Stored records
— start —

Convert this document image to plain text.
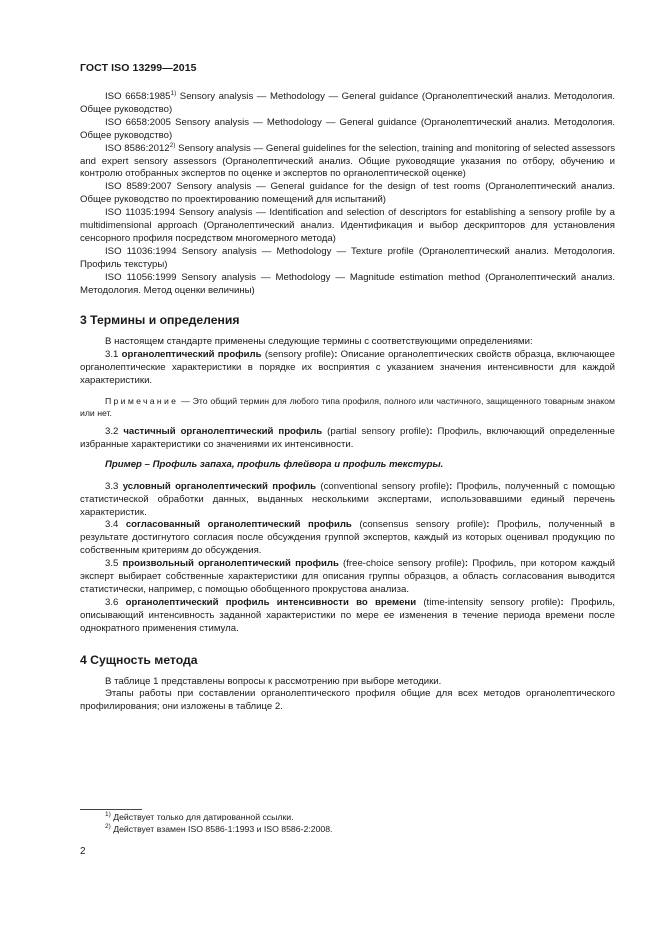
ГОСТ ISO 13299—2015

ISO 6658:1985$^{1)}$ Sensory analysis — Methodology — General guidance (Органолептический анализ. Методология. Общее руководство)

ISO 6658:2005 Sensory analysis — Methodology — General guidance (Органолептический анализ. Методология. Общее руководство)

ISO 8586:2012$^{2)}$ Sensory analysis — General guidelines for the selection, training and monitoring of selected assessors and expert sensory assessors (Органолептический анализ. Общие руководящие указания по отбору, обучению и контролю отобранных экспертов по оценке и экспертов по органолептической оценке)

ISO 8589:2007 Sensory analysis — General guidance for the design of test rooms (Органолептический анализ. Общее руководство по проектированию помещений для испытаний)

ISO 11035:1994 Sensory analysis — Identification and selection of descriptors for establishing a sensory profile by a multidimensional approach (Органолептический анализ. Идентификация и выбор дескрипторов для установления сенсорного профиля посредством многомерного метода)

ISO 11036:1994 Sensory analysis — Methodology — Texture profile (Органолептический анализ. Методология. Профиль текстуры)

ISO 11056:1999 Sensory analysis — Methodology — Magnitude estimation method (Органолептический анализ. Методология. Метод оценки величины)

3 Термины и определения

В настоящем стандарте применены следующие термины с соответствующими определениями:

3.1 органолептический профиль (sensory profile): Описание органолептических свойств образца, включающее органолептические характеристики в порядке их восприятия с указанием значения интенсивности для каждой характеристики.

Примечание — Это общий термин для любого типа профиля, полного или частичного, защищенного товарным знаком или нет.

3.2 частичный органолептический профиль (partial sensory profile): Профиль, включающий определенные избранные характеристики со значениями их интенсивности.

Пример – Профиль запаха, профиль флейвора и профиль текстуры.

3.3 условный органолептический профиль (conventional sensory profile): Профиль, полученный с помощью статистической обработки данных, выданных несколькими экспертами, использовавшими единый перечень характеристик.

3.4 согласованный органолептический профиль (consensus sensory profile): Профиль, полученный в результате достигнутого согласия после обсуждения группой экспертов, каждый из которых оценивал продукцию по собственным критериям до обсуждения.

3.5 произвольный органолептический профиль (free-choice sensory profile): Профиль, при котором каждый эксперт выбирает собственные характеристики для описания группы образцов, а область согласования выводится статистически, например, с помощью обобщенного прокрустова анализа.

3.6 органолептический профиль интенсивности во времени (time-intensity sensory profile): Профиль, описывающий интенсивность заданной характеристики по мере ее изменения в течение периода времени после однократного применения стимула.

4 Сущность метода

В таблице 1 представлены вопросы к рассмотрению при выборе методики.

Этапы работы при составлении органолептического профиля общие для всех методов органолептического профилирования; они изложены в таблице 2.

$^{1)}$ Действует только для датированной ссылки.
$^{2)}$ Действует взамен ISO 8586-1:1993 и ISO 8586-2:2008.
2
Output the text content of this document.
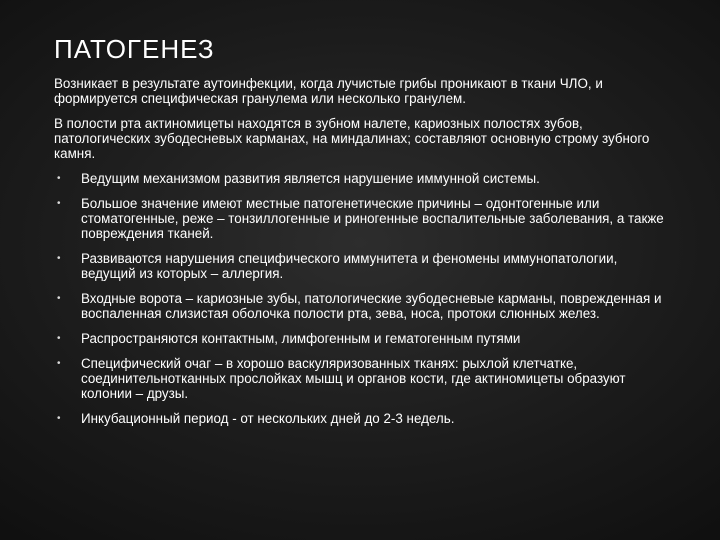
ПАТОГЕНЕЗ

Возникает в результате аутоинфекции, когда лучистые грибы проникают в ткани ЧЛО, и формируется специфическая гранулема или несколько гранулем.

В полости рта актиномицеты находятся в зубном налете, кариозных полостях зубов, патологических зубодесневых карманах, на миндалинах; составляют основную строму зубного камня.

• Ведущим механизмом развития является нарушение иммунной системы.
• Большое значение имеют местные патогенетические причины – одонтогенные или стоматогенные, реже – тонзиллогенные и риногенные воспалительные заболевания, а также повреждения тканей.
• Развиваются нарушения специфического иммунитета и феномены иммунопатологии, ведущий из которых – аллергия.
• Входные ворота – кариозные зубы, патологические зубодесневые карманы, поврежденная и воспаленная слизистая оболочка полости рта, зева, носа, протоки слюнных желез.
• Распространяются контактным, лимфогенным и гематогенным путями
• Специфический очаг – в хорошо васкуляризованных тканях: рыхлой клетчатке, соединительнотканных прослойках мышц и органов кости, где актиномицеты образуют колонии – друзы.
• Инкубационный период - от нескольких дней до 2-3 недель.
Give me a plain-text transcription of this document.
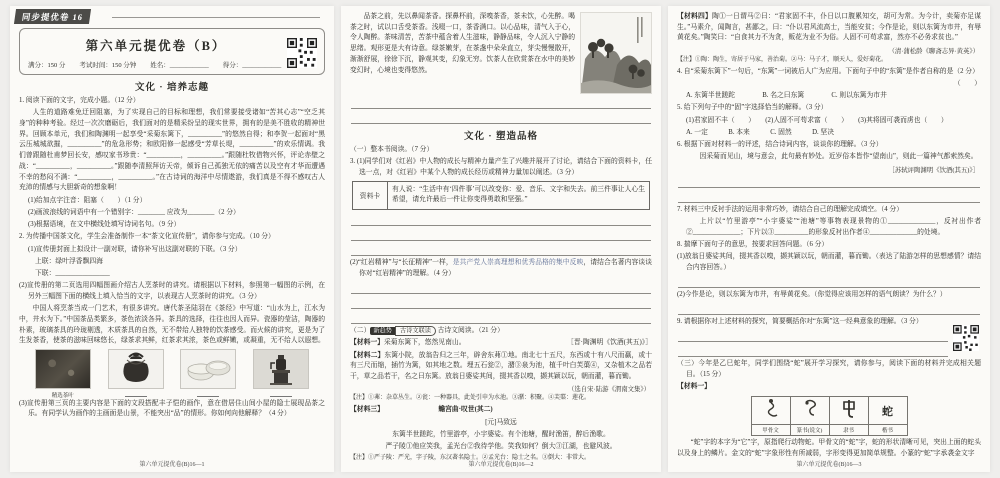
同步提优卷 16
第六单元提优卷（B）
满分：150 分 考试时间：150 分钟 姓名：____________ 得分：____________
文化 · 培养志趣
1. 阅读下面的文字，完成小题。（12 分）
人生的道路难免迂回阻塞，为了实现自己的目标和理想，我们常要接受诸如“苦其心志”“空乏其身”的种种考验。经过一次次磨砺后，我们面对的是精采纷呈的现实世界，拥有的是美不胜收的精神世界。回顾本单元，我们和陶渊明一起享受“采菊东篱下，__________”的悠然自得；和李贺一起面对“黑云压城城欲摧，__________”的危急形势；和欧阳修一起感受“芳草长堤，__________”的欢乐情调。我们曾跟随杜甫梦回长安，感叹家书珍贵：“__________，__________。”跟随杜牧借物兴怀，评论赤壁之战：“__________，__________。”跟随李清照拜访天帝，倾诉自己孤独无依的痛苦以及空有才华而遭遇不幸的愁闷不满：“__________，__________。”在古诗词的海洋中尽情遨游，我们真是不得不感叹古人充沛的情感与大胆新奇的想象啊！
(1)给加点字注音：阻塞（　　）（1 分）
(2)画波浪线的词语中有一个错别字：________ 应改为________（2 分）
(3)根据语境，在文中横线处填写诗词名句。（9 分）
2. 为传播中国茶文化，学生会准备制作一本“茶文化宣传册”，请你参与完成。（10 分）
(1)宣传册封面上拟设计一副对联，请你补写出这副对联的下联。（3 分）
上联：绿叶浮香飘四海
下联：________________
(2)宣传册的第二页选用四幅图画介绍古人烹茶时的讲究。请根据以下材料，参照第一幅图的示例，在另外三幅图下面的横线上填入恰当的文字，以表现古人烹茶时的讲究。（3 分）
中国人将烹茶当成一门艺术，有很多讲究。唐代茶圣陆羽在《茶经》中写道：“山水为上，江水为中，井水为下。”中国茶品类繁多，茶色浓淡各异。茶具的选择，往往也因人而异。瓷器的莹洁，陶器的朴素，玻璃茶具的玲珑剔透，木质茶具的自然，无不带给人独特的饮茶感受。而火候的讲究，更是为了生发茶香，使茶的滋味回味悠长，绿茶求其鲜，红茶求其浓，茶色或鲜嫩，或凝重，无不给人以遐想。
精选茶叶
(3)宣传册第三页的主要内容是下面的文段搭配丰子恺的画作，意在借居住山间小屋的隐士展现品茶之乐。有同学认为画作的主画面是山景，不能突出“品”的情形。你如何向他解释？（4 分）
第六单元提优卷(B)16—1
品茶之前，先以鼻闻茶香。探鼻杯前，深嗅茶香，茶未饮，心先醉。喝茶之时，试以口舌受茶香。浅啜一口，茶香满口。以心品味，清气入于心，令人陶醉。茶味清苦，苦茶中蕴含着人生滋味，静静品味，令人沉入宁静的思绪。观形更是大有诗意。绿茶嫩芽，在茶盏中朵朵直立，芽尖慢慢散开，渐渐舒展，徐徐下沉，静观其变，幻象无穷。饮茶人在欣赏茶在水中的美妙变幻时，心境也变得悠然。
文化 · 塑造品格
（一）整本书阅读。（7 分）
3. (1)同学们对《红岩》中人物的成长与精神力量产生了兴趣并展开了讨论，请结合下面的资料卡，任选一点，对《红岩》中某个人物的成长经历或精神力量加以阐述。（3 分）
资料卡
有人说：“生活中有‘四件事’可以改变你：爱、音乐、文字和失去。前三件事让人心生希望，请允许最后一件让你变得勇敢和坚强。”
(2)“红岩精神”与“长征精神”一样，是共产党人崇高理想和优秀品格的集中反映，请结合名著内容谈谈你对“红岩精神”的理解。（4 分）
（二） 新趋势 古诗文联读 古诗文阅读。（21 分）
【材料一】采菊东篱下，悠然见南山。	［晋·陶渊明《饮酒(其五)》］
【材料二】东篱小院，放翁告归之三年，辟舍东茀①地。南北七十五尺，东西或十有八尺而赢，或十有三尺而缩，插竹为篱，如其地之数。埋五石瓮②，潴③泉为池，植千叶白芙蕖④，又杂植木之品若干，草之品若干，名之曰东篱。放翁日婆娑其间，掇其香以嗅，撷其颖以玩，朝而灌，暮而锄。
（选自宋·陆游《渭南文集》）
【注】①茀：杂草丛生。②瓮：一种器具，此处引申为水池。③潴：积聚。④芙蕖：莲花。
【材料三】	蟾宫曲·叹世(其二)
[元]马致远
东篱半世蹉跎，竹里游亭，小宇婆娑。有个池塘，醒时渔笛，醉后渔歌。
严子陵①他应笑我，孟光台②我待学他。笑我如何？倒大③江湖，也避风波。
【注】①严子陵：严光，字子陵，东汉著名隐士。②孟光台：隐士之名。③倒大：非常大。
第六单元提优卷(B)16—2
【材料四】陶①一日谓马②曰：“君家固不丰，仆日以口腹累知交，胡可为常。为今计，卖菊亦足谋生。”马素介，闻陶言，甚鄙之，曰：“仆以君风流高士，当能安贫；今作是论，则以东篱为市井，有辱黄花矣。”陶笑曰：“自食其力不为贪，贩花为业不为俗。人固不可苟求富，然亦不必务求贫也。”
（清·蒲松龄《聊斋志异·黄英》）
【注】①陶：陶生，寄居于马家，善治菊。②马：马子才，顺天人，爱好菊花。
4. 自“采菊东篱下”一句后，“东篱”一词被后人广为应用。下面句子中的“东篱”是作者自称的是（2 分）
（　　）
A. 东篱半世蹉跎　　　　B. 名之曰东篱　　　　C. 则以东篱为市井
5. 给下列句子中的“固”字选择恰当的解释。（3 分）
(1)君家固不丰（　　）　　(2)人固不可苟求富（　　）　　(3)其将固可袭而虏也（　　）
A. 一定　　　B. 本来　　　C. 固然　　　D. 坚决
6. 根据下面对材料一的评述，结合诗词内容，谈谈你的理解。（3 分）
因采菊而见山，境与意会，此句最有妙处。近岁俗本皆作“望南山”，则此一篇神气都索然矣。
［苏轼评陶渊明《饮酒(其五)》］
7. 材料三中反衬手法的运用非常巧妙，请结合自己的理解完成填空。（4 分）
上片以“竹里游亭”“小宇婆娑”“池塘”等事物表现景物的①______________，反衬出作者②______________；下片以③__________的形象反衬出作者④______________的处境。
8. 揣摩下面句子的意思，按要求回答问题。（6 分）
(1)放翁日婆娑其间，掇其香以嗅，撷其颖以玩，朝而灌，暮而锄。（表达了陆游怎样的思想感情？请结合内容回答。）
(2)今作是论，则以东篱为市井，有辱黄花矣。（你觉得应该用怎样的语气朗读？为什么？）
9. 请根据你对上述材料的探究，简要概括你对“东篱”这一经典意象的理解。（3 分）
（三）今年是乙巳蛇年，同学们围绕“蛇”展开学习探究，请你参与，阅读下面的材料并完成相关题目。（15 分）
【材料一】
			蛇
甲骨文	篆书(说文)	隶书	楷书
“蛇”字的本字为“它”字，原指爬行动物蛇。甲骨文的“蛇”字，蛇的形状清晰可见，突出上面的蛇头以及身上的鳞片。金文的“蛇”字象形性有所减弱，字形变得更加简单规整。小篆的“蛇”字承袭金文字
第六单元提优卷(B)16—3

— end —

> Problem statement:
Work through the records line by line and tally those holding "руководство". Reply with the number alone.

> Output of the exercise:
3